What you are asked to do
Extract the full listing below without altering a single character.

Extracted material
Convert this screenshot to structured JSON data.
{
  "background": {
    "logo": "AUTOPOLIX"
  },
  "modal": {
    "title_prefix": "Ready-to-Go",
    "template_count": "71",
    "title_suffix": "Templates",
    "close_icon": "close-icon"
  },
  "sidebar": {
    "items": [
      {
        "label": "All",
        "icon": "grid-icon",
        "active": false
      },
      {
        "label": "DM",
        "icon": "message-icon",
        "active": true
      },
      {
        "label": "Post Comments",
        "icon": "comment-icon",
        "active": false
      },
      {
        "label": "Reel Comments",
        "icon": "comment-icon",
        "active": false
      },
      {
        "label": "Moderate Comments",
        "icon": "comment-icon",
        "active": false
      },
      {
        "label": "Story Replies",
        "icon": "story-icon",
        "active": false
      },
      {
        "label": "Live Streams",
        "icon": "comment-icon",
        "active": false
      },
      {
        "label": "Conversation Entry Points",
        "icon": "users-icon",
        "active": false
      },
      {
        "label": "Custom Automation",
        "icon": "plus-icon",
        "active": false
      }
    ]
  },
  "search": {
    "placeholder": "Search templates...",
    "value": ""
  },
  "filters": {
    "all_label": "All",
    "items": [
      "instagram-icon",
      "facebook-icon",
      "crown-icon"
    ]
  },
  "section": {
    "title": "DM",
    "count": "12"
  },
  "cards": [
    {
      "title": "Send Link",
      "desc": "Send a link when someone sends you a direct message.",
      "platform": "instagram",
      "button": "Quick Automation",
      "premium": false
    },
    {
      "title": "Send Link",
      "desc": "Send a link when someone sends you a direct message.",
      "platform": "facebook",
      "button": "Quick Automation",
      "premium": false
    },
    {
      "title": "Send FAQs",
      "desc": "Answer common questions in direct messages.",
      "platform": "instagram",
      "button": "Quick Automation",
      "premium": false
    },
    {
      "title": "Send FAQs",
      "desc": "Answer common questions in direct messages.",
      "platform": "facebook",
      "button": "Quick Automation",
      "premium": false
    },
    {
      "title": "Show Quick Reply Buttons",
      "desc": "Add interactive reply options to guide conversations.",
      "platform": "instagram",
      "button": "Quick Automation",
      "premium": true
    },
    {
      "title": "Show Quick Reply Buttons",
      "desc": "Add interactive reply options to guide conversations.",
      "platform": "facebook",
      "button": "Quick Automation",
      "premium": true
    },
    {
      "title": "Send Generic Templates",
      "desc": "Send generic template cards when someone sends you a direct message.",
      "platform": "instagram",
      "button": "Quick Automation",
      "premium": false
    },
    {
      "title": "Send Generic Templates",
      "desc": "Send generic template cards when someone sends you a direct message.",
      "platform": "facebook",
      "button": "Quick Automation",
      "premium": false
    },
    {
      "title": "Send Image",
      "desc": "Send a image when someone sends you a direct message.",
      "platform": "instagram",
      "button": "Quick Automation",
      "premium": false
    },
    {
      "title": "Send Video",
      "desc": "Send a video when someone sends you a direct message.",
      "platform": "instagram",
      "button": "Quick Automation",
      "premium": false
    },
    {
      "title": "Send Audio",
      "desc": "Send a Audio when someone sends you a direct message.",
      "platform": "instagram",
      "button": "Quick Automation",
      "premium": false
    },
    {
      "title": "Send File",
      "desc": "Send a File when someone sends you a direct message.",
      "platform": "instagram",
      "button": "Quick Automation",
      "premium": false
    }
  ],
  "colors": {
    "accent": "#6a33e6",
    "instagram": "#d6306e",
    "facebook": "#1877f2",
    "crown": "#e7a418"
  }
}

Complete response
Convert this screenshot to structured JSON data.
{
  "background": {
    "logo": "AUTOPOLIX"
  },
  "modal": {
    "title_prefix": "Ready-to-Go",
    "template_count": "71",
    "title_suffix": "Templates",
    "close_icon": "close-icon"
  },
  "sidebar": {
    "items": [
      {
        "label": "All",
        "icon": "grid-icon",
        "active": false
      },
      {
        "label": "DM",
        "icon": "message-icon",
        "active": true
      },
      {
        "label": "Post Comments",
        "icon": "comment-icon",
        "active": false
      },
      {
        "label": "Reel Comments",
        "icon": "comment-icon",
        "active": false
      },
      {
        "label": "Moderate Comments",
        "icon": "comment-icon",
        "active": false
      },
      {
        "label": "Story Replies",
        "icon": "story-icon",
        "active": false
      },
      {
        "label": "Live Streams",
        "icon": "comment-icon",
        "active": false
      },
      {
        "label": "Conversation Entry Points",
        "icon": "users-icon",
        "active": false
      },
      {
        "label": "Custom Automation",
        "icon": "plus-icon",
        "active": false
      }
    ]
  },
  "search": {
    "placeholder": "Search templates...",
    "value": ""
  },
  "filters": {
    "all_label": "All",
    "items": [
      "instagram-icon",
      "facebook-icon",
      "crown-icon"
    ]
  },
  "section": {
    "title": "DM",
    "count": "12"
  },
  "cards": [
    {
      "title": "Send Link",
      "desc": "Send a link when someone sends you a direct message.",
      "platform": "instagram",
      "button": "Quick Automation",
      "premium": false
    },
    {
      "title": "Send Link",
      "desc": "Send a link when someone sends you a direct message.",
      "platform": "facebook",
      "button": "Quick Automation",
      "premium": false
    },
    {
      "title": "Send FAQs",
      "desc": "Answer common questions in direct messages.",
      "platform": "instagram",
      "button": "Quick Automation",
      "premium": false
    },
    {
      "title": "Send FAQs",
      "desc": "Answer common questions in direct messages.",
      "platform": "facebook",
      "button": "Quick Automation",
      "premium": false
    },
    {
      "title": "Show Quick Reply Buttons",
      "desc": "Add interactive reply options to guide conversations.",
      "platform": "instagram",
      "button": "Quick Automation",
      "premium": true
    },
    {
      "title": "Show Quick Reply Buttons",
      "desc": "Add interactive reply options to guide conversations.",
      "platform": "facebook",
      "button": "Quick Automation",
      "premium": true
    },
    {
      "title": "Send Generic Templates",
      "desc": "Send generic template cards when someone sends you a direct message.",
      "platform": "instagram",
      "button": "Quick Automation",
      "premium": false
    },
    {
      "title": "Send Generic Templates",
      "desc": "Send generic template cards when someone sends you a direct message.",
      "platform": "facebook",
      "button": "Quick Automation",
      "premium": false
    },
    {
      "title": "Send Image",
      "desc": "Send a image when someone sends you a direct message.",
      "platform": "instagram",
      "button": "Quick Automation",
      "premium": false
    },
    {
      "title": "Send Video",
      "desc": "Send a video when someone sends you a direct message.",
      "platform": "instagram",
      "button": "Quick Automation",
      "premium": false
    },
    {
      "title": "Send Audio",
      "desc": "Send a Audio when someone sends you a direct message.",
      "platform": "instagram",
      "button": "Quick Automation",
      "premium": false
    },
    {
      "title": "Send File",
      "desc": "Send a File when someone sends you a direct message.",
      "platform": "instagram",
      "button": "Quick Automation",
      "premium": false
    }
  ],
  "colors": {
    "accent": "#6a33e6",
    "instagram": "#d6306e",
    "facebook": "#1877f2",
    "crown": "#e7a418"
  }
}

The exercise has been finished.